Given exercise:
Your task is to copy every line of the entries that contains "page".

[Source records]
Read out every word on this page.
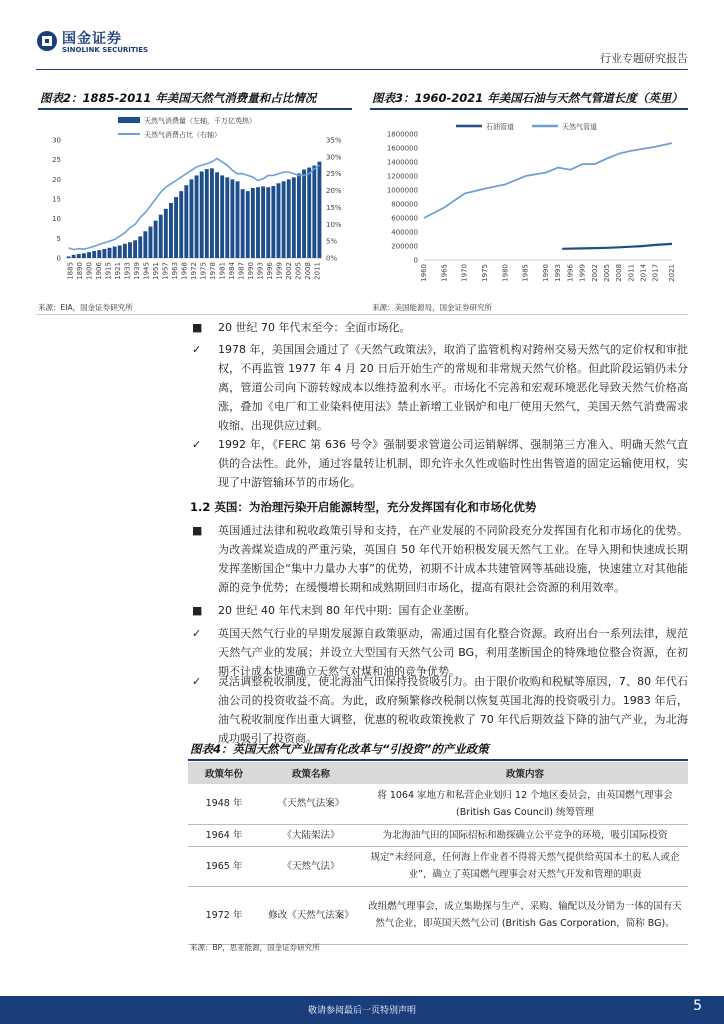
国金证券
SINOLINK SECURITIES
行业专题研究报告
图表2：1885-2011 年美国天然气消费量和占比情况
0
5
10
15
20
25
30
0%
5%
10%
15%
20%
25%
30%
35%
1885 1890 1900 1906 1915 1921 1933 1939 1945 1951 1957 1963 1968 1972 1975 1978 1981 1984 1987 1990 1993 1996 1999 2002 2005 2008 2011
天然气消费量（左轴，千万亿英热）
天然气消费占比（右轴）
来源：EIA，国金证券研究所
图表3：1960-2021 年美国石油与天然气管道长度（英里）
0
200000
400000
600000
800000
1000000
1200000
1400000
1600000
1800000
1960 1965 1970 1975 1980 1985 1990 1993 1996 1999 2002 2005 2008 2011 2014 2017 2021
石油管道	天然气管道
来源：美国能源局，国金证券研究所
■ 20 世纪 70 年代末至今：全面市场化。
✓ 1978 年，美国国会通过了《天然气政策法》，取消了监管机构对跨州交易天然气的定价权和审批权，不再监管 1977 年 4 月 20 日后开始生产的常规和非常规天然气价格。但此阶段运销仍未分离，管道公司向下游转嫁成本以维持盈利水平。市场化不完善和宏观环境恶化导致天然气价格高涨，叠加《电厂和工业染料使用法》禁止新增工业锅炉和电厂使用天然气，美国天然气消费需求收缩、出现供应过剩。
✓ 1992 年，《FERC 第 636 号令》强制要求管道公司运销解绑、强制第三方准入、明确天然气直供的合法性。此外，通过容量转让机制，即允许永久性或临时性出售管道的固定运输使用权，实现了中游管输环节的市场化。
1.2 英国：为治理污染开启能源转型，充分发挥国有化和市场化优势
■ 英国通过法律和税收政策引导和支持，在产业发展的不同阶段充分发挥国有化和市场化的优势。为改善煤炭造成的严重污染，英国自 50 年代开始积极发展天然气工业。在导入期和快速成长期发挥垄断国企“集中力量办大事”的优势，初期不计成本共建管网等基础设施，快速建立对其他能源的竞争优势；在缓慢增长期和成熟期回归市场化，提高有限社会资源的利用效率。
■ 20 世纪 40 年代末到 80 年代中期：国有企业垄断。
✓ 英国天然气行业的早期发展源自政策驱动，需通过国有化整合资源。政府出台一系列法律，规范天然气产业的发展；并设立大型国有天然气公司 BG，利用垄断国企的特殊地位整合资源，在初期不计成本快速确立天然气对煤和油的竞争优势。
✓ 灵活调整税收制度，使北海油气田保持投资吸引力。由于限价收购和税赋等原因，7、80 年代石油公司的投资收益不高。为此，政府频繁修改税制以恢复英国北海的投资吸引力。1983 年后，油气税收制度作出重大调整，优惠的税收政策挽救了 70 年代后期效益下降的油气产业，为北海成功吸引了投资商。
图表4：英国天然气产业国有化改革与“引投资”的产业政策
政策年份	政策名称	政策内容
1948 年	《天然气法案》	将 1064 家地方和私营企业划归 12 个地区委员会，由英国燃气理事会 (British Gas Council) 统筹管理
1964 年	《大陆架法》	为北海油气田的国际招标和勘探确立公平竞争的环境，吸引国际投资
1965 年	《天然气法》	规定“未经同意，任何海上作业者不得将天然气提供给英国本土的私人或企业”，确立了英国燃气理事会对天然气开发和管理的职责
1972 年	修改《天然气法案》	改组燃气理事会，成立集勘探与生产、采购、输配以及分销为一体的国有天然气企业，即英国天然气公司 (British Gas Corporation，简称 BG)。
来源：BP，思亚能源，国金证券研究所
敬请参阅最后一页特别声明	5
--
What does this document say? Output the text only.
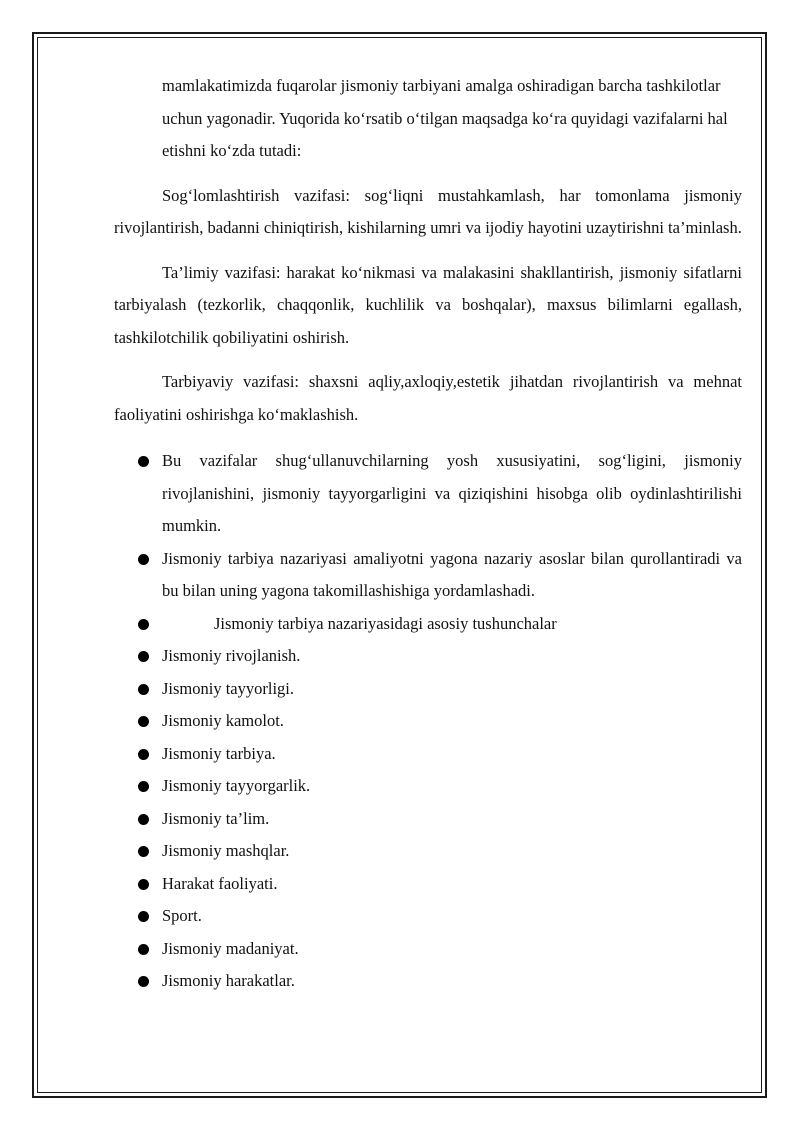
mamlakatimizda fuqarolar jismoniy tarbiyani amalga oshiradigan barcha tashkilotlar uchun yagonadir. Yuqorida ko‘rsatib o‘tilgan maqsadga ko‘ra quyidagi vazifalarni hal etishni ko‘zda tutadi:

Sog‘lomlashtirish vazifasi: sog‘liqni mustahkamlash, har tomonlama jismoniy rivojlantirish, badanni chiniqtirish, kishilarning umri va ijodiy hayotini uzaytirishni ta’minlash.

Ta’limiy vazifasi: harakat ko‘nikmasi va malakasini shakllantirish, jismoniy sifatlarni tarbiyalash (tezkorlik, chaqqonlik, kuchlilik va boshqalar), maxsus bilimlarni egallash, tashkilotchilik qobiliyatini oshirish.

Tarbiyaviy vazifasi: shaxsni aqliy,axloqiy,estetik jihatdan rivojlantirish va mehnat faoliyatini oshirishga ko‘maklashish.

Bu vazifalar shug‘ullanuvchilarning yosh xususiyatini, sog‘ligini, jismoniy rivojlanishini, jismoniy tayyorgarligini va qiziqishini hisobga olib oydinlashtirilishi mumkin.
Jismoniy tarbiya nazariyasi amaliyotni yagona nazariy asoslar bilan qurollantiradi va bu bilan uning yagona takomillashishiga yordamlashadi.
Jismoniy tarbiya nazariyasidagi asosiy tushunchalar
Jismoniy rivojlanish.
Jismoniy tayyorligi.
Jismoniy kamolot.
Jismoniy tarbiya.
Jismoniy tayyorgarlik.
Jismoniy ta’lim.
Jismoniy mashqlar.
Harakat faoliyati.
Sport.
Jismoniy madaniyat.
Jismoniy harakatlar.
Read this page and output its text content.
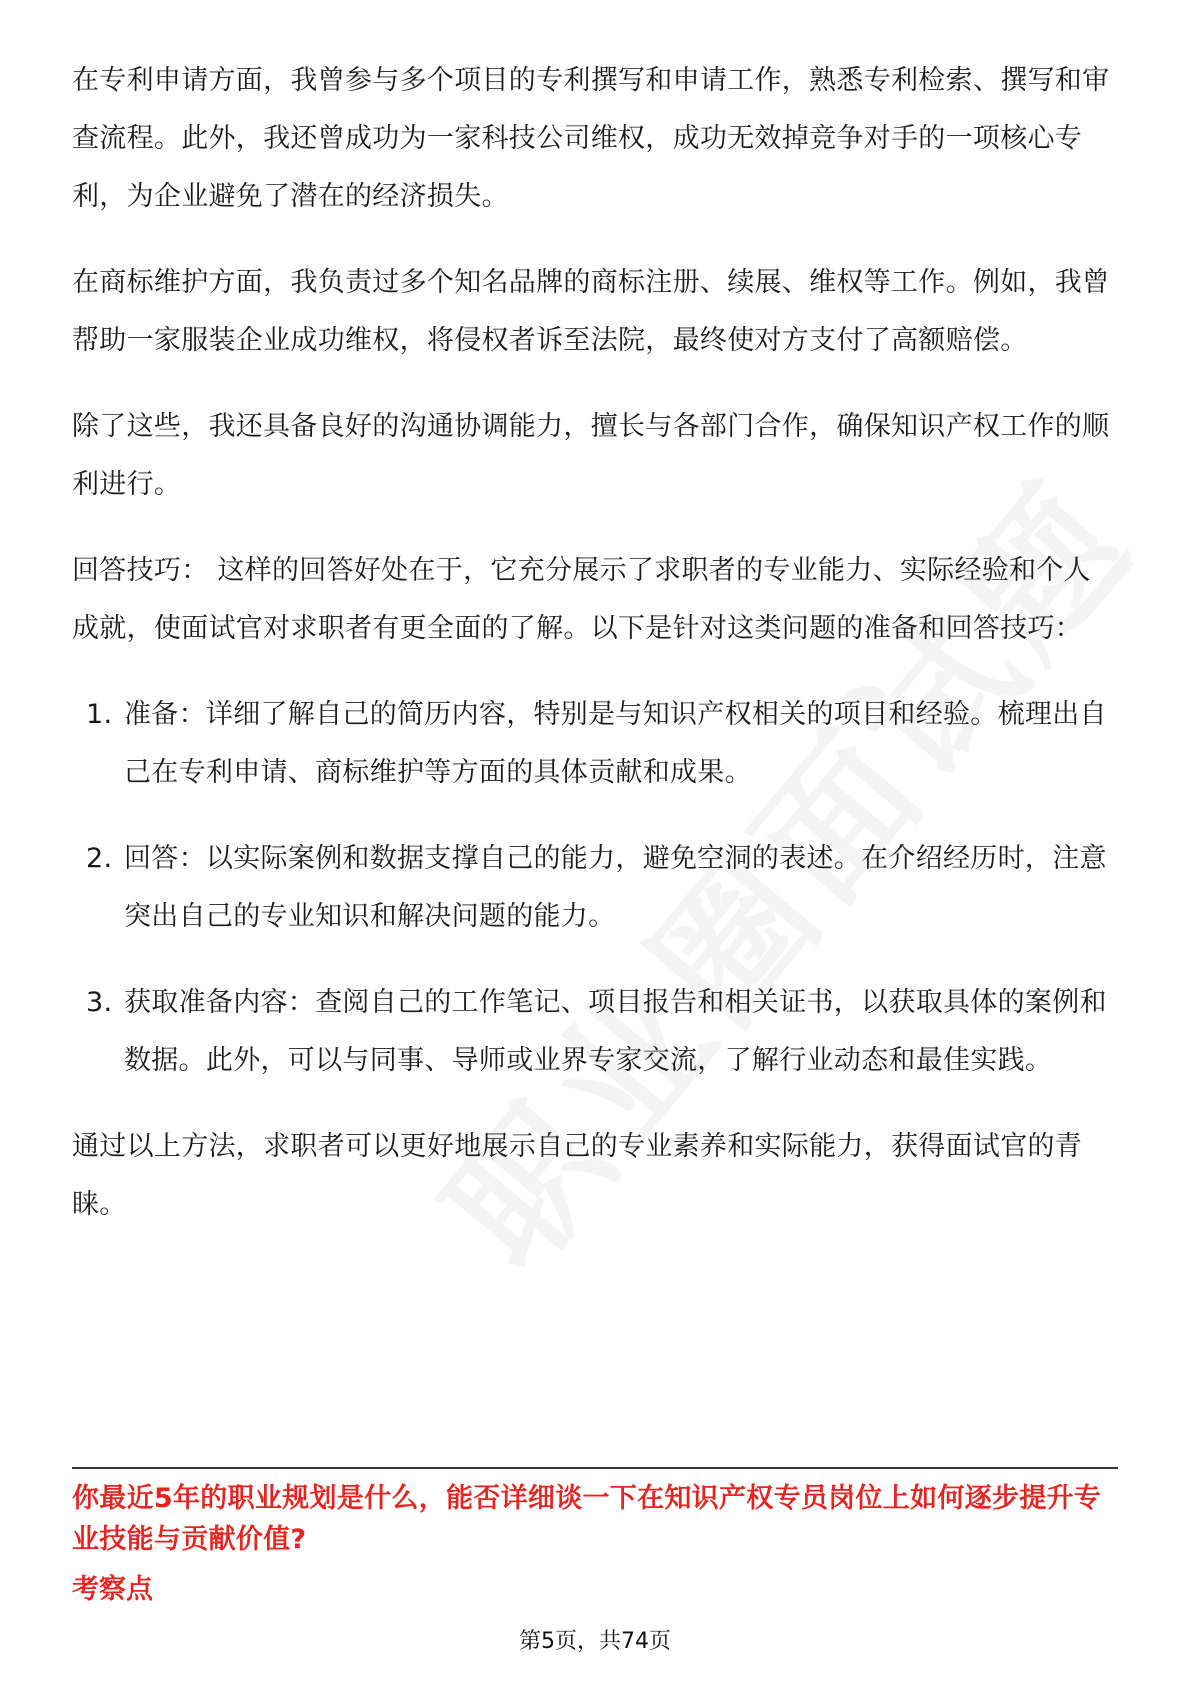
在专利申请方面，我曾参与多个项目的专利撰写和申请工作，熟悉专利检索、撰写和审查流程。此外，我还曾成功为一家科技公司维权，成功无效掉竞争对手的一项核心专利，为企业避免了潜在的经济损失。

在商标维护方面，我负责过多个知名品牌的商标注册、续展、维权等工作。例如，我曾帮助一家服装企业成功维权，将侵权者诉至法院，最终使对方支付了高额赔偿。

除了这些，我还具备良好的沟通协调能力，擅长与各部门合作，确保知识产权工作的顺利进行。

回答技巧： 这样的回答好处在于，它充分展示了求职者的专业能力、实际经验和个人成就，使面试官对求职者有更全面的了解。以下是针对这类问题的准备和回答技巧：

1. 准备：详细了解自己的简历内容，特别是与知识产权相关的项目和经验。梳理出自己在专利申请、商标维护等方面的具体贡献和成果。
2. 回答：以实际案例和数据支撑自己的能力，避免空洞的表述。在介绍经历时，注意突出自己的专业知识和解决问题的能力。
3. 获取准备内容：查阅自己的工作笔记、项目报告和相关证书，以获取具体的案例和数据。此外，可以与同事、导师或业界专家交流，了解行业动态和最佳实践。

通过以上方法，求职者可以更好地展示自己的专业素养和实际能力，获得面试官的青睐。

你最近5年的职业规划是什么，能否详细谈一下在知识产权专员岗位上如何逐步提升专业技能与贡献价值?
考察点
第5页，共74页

Response:
Read out every word on this page.
Read this page and output its text content.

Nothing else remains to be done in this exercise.